* Begin Supplied data *

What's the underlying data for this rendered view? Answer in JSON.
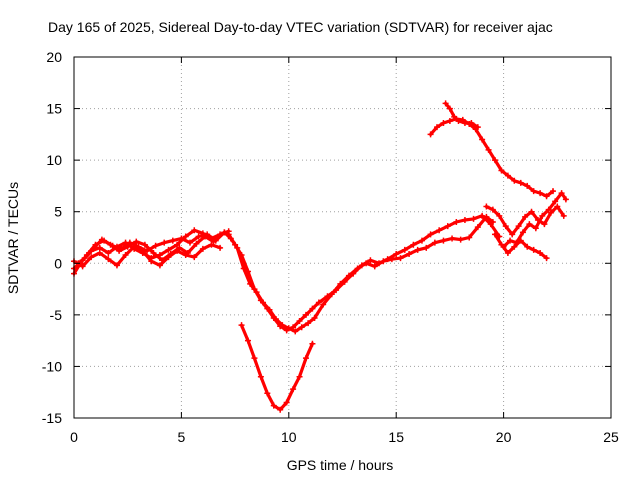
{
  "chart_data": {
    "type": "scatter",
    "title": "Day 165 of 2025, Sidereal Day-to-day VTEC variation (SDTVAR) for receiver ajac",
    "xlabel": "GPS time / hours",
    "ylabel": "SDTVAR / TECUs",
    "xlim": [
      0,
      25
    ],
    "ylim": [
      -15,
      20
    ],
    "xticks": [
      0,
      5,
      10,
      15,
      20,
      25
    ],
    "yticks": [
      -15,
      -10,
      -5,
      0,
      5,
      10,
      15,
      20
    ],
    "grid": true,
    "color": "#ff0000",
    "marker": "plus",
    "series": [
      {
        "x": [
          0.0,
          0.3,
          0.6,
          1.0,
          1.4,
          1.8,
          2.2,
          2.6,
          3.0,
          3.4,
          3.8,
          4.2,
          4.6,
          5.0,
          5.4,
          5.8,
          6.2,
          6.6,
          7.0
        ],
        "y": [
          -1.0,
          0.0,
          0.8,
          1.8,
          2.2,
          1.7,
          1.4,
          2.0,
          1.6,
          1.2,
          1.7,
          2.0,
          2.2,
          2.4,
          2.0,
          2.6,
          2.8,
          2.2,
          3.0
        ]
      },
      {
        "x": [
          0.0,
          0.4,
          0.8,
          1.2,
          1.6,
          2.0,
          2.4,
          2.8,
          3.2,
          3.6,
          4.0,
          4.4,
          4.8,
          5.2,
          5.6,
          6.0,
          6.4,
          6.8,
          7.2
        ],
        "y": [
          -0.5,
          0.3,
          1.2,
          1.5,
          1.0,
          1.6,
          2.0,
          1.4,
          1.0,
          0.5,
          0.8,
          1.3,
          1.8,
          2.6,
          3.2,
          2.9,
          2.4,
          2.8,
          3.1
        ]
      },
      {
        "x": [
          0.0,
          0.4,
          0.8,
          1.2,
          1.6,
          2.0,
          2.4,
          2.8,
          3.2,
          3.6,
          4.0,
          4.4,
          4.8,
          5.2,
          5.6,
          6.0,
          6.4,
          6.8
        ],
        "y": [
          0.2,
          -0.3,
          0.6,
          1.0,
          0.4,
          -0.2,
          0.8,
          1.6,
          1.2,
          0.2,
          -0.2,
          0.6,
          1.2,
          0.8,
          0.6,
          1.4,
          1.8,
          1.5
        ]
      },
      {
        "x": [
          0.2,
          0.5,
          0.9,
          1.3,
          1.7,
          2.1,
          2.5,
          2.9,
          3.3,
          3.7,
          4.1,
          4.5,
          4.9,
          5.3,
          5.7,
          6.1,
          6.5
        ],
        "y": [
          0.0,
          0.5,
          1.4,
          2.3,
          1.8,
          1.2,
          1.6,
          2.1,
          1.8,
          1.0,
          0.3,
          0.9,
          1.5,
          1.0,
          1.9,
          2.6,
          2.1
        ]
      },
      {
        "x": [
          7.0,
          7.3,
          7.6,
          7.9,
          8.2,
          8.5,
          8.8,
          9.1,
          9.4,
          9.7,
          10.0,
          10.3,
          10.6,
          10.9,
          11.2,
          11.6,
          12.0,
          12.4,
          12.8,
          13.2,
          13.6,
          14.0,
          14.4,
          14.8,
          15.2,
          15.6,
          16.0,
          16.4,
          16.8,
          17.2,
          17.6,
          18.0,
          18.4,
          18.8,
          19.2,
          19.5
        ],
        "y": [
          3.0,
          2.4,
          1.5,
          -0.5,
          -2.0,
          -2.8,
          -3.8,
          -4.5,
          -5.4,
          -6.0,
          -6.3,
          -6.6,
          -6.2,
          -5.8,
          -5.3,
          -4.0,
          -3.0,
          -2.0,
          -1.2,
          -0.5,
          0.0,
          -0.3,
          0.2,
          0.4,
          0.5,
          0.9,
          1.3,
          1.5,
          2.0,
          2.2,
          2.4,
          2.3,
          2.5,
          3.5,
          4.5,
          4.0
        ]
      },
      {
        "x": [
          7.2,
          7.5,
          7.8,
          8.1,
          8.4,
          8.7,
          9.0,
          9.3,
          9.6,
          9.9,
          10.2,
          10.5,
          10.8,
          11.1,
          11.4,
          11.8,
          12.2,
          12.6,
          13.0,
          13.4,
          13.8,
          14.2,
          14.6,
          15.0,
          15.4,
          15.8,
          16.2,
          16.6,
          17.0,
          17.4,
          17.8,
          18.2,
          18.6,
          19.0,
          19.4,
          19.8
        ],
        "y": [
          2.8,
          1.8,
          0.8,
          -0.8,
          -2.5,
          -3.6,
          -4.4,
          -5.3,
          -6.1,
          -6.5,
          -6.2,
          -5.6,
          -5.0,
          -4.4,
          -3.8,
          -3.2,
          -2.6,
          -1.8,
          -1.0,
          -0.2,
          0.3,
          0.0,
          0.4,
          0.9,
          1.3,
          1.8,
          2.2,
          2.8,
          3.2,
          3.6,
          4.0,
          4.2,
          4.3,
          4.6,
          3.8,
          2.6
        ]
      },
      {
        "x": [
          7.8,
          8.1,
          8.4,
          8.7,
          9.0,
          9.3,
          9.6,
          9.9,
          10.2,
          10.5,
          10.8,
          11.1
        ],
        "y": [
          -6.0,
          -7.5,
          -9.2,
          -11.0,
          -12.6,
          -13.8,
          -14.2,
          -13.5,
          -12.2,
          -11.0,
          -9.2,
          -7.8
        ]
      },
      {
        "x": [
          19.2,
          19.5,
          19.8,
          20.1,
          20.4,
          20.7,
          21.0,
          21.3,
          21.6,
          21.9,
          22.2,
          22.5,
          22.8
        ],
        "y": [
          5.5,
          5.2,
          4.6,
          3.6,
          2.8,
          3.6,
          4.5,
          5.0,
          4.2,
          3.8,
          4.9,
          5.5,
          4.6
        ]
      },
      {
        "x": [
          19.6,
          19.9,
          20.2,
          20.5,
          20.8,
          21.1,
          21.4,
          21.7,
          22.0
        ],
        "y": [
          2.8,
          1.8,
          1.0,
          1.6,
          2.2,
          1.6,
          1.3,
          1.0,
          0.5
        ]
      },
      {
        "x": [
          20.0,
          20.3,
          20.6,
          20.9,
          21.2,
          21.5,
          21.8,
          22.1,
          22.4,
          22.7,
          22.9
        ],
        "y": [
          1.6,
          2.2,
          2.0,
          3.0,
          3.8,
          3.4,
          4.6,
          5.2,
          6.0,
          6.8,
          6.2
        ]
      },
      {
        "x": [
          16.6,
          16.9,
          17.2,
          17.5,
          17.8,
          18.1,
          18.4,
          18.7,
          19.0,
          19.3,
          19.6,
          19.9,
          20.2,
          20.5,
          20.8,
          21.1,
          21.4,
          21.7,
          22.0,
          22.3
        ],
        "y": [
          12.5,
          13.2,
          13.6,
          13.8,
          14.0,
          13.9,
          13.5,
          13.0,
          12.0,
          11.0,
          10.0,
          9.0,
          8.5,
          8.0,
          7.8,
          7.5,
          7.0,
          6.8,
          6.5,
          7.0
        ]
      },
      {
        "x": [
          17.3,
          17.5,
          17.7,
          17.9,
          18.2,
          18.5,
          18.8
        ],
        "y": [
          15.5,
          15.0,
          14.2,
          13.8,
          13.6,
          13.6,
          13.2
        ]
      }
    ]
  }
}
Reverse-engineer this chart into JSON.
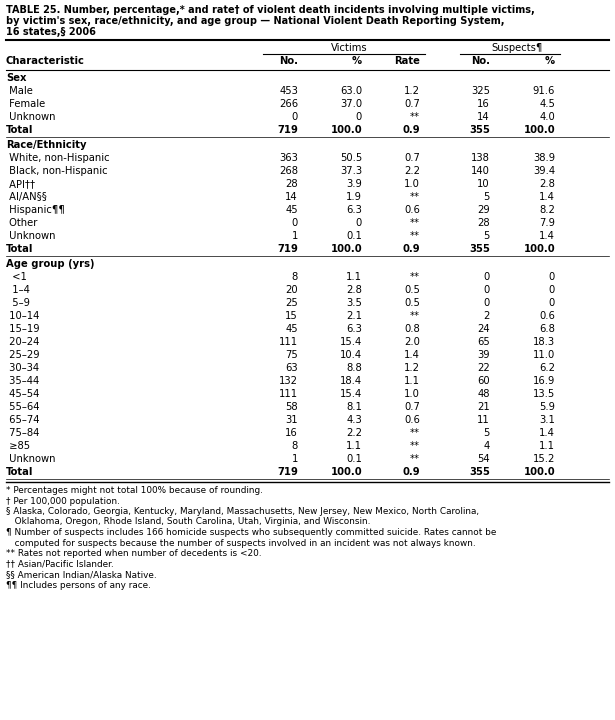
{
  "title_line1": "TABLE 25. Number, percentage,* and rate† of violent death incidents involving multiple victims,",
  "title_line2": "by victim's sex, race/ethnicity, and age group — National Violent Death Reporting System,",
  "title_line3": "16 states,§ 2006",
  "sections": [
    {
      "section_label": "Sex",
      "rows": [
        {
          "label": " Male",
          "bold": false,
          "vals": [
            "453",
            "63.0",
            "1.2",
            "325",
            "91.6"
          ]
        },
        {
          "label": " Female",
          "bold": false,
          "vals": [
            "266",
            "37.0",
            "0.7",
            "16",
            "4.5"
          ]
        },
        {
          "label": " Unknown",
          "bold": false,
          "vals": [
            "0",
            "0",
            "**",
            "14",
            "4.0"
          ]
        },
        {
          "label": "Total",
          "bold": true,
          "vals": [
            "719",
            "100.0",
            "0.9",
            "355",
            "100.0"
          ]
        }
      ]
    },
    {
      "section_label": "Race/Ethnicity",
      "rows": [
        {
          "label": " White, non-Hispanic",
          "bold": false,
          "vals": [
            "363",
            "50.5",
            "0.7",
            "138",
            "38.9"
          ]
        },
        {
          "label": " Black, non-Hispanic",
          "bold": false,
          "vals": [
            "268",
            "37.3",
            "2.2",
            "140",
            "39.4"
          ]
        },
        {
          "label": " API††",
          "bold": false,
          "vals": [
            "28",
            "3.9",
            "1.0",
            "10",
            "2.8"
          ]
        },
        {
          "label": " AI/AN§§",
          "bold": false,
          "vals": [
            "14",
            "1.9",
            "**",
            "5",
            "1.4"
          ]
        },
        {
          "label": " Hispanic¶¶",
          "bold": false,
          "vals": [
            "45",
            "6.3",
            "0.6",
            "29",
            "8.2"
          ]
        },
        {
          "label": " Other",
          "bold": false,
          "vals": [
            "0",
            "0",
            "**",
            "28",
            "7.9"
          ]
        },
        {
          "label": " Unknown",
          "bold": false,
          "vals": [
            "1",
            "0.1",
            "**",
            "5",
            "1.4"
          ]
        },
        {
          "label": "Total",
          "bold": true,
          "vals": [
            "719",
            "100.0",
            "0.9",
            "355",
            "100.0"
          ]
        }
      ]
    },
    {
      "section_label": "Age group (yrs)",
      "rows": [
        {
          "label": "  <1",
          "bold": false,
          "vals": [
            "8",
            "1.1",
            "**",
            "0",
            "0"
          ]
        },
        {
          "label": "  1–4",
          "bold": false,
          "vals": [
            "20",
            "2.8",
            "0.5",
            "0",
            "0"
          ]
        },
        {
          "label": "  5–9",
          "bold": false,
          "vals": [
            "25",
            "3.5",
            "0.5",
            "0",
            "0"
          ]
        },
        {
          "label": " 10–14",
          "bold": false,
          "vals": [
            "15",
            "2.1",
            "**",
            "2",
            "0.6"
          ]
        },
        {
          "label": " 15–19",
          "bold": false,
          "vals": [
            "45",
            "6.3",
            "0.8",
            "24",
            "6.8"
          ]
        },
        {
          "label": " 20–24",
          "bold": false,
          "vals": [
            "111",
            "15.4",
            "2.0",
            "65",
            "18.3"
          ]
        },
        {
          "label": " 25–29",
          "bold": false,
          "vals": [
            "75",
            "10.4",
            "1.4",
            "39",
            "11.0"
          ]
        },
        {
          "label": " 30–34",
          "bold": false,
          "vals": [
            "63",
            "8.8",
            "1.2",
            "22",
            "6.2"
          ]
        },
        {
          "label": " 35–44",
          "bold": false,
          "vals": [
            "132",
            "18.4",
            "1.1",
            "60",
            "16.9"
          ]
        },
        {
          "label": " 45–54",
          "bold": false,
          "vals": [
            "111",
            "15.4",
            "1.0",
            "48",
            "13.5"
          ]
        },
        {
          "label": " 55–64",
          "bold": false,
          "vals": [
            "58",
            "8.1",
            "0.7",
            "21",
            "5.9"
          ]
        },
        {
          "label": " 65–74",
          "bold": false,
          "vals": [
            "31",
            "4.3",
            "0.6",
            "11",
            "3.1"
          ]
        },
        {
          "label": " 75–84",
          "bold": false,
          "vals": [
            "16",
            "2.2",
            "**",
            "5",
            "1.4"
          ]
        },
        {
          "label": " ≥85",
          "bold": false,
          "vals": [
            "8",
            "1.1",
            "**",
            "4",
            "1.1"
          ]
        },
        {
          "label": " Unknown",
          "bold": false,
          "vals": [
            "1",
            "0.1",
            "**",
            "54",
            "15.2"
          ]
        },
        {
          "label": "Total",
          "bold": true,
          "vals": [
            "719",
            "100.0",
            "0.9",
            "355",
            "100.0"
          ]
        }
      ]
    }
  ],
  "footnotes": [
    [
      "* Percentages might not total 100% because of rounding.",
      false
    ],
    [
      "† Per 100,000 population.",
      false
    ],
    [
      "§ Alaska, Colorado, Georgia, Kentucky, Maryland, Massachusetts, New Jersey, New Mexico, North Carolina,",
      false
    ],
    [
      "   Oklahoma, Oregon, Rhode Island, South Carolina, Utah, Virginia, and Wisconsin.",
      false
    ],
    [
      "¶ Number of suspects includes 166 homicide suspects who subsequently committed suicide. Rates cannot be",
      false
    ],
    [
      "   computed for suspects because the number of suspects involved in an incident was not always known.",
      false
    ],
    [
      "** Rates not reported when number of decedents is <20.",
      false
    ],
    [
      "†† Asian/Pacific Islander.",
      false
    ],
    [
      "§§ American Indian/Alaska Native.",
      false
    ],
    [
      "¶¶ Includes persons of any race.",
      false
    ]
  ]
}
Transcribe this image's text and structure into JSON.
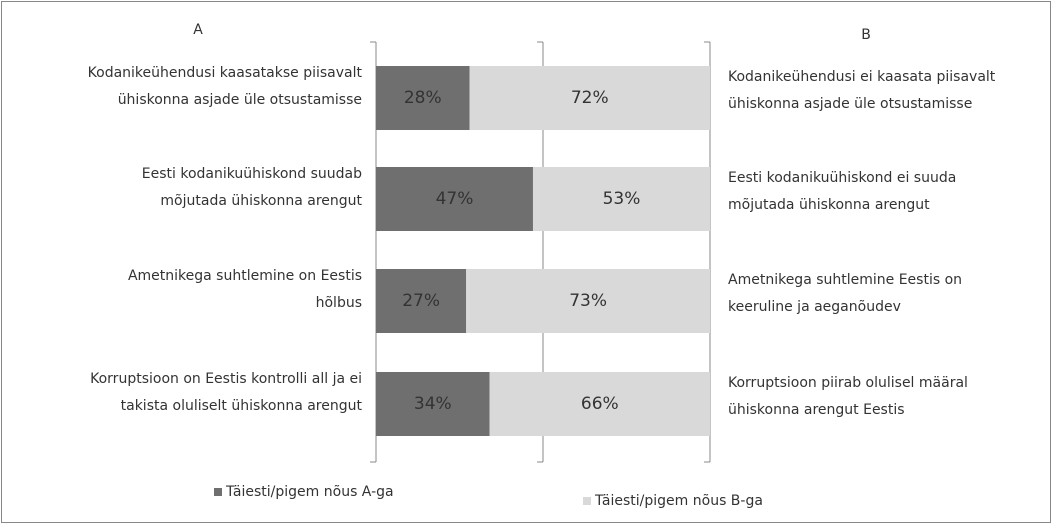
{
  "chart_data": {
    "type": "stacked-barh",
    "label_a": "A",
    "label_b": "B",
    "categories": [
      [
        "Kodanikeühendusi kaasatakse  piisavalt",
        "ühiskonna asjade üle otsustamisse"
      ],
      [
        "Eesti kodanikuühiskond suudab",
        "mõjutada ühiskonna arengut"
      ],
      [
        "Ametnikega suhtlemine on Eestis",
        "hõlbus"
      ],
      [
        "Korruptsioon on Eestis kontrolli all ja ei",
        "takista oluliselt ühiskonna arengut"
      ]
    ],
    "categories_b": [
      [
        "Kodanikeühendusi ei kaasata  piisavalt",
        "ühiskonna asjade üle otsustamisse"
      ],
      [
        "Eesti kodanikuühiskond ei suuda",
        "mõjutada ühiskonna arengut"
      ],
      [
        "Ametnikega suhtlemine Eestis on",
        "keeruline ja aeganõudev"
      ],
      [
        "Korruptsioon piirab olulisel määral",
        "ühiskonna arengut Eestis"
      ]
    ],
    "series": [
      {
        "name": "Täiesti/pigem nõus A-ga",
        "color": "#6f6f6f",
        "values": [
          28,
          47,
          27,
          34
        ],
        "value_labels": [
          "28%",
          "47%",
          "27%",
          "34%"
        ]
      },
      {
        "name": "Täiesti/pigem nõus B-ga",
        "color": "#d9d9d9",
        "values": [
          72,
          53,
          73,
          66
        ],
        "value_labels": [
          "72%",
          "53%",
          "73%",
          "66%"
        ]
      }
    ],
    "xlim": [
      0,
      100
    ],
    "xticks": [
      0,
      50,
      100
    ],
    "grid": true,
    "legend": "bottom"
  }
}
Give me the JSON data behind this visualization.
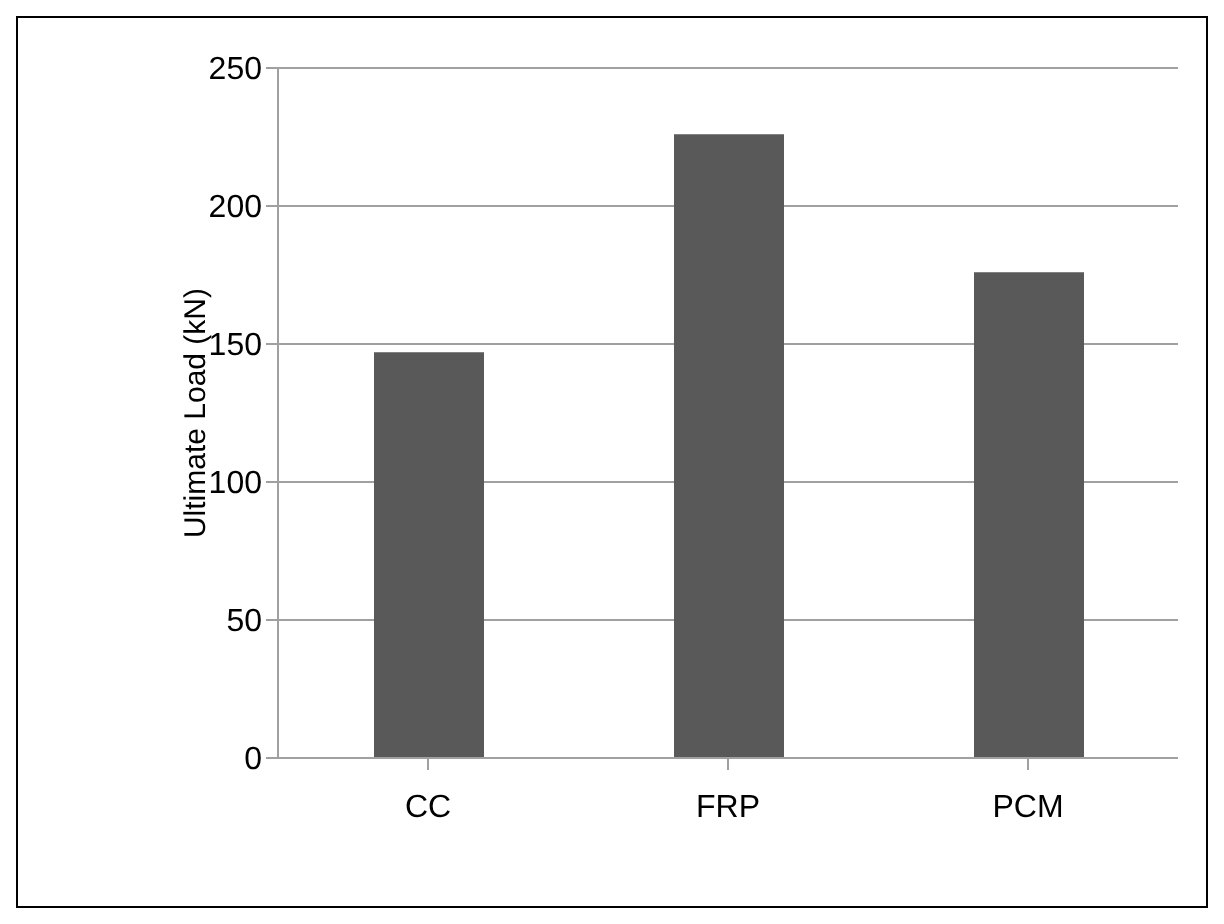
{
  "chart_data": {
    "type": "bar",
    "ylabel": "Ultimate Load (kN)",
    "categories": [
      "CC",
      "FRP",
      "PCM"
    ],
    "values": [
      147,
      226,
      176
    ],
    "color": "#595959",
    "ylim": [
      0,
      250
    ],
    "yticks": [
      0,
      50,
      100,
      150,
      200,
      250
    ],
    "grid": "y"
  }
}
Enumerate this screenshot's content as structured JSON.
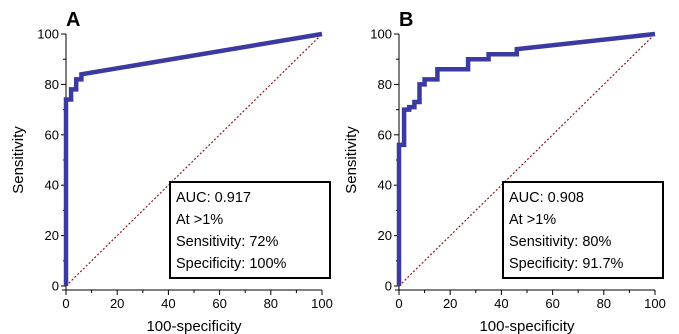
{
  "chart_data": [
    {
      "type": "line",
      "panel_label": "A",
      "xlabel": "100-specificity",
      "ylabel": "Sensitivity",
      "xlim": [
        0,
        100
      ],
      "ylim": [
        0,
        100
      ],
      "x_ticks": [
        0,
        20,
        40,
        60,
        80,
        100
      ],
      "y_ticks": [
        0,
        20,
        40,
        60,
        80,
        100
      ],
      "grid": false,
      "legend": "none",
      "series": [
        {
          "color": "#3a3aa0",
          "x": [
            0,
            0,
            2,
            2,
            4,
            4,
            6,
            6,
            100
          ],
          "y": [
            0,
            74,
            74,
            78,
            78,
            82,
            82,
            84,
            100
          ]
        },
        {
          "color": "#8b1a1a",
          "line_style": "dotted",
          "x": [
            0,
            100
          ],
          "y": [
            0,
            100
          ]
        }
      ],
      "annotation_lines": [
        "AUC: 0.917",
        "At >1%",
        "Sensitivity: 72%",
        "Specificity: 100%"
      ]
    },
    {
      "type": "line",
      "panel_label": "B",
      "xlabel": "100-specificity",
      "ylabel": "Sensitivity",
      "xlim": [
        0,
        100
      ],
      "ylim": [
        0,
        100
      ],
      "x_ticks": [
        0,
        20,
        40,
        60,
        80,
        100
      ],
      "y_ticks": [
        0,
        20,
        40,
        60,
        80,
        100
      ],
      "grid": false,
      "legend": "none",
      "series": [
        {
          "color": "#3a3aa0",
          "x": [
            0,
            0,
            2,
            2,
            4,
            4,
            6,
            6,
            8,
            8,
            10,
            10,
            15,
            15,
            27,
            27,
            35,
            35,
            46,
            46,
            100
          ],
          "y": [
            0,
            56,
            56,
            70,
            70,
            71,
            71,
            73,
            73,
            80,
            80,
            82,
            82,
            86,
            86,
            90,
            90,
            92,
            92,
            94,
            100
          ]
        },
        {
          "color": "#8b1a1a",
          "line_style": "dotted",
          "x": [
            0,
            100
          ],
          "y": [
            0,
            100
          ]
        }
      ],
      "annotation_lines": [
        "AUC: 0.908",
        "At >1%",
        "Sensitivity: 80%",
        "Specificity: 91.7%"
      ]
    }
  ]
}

* End Supplied data *

### Work to complete
Pick out lines containing the word "pigem", each one as written.

### Solved problem
        "name": "Täiesti/pigem nõus A-ga",
        "name": "Täiesti/pigem nõus B-ga",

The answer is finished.